### [Extracted material]
#####
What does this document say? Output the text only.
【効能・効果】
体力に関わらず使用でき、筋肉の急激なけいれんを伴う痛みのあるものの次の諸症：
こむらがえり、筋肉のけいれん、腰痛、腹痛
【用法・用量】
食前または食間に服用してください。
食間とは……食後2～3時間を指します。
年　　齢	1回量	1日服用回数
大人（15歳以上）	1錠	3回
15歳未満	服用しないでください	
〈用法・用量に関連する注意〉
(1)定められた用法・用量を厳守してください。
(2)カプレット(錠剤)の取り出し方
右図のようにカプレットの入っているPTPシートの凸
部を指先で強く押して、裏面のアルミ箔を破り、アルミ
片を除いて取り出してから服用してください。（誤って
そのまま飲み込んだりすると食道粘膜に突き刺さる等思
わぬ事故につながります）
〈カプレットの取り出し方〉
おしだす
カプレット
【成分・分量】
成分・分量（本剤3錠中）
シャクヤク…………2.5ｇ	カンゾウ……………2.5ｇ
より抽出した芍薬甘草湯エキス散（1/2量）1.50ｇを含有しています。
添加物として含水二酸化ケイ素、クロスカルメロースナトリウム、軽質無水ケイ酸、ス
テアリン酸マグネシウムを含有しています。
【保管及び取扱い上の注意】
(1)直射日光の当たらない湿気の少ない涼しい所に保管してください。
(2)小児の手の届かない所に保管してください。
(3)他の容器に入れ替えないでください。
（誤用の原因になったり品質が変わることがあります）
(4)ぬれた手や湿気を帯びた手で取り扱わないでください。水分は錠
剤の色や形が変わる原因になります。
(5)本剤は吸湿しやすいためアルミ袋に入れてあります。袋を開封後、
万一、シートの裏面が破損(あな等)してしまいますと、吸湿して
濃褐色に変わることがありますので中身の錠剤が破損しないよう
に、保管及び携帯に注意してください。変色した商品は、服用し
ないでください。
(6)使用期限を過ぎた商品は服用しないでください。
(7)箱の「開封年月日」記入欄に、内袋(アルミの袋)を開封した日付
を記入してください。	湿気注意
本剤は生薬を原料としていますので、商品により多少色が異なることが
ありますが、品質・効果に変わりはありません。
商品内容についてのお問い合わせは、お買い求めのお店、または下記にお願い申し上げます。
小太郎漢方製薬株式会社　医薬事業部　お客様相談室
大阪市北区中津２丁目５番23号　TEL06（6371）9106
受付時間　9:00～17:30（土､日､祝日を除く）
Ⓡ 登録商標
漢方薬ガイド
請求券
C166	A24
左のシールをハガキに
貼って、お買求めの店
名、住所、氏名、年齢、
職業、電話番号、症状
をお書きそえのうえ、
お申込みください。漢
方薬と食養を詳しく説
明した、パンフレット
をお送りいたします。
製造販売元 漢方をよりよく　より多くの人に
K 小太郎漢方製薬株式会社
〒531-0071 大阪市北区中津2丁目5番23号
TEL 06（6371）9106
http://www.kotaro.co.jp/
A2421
#####
Output the full listing without altering anything.

What does this document say? Output the text only.
【効能・効果】
体力に関わらず使用でき、筋肉の急激なけいれんを伴う痛みのあるものの次の諸症：
こむらがえり、筋肉のけいれん、腰痛、腹痛
【用法・用量】
食前または食間に服用してください。
食間とは……食後2～3時間を指します。
年　　齢	1回量	1日服用回数
大人（15歳以上）	1錠	3回
15歳未満	服用しないでください	
〈用法・用量に関連する注意〉
(1)定められた用法・用量を厳守してください。
(2)カプレット(錠剤)の取り出し方
右図のようにカプレットの入っているPTPシートの凸
部を指先で強く押して、裏面のアルミ箔を破り、アルミ
片を除いて取り出してから服用してください。（誤って
そのまま飲み込んだりすると食道粘膜に突き刺さる等思
わぬ事故につながります）
〈カプレットの取り出し方〉
おしだす
カプレット
【成分・分量】
成分・分量（本剤3錠中）
シャクヤク…………2.5ｇ	カンゾウ……………2.5ｇ
より抽出した芍薬甘草湯エキス散（1/2量）1.50ｇを含有しています。
添加物として含水二酸化ケイ素、クロスカルメロースナトリウム、軽質無水ケイ酸、ス
テアリン酸マグネシウムを含有しています。
【保管及び取扱い上の注意】
(1)直射日光の当たらない湿気の少ない涼しい所に保管してください。
(2)小児の手の届かない所に保管してください。
(3)他の容器に入れ替えないでください。
（誤用の原因になったり品質が変わることがあります）
(4)ぬれた手や湿気を帯びた手で取り扱わないでください。水分は錠
剤の色や形が変わる原因になります。
(5)本剤は吸湿しやすいためアルミ袋に入れてあります。袋を開封後、
万一、シートの裏面が破損(あな等)してしまいますと、吸湿して
濃褐色に変わることがありますので中身の錠剤が破損しないよう
に、保管及び携帯に注意してください。変色した商品は、服用し
ないでください。
(6)使用期限を過ぎた商品は服用しないでください。
(7)箱の「開封年月日」記入欄に、内袋(アルミの袋)を開封した日付
を記入してください。	湿気注意
本剤は生薬を原料としていますので、商品により多少色が異なることが
ありますが、品質・効果に変わりはありません。
商品内容についてのお問い合わせは、お買い求めのお店、または下記にお願い申し上げます。
小太郎漢方製薬株式会社　医薬事業部　お客様相談室
大阪市北区中津２丁目５番23号　TEL06（6371）9106
受付時間　9:00～17:30（土､日､祝日を除く）
Ⓡ 登録商標
漢方薬ガイド
請求券
C166	A24
左のシールをハガキに
貼って、お買求めの店
名、住所、氏名、年齢、
職業、電話番号、症状
をお書きそえのうえ、
お申込みください。漢
方薬と食養を詳しく説
明した、パンフレット
をお送りいたします。
製造販売元 漢方をよりよく　より多くの人に
K 小太郎漢方製薬株式会社
〒531-0071 大阪市北区中津2丁目5番23号
TEL 06（6371）9106
http://www.kotaro.co.jp/
A2421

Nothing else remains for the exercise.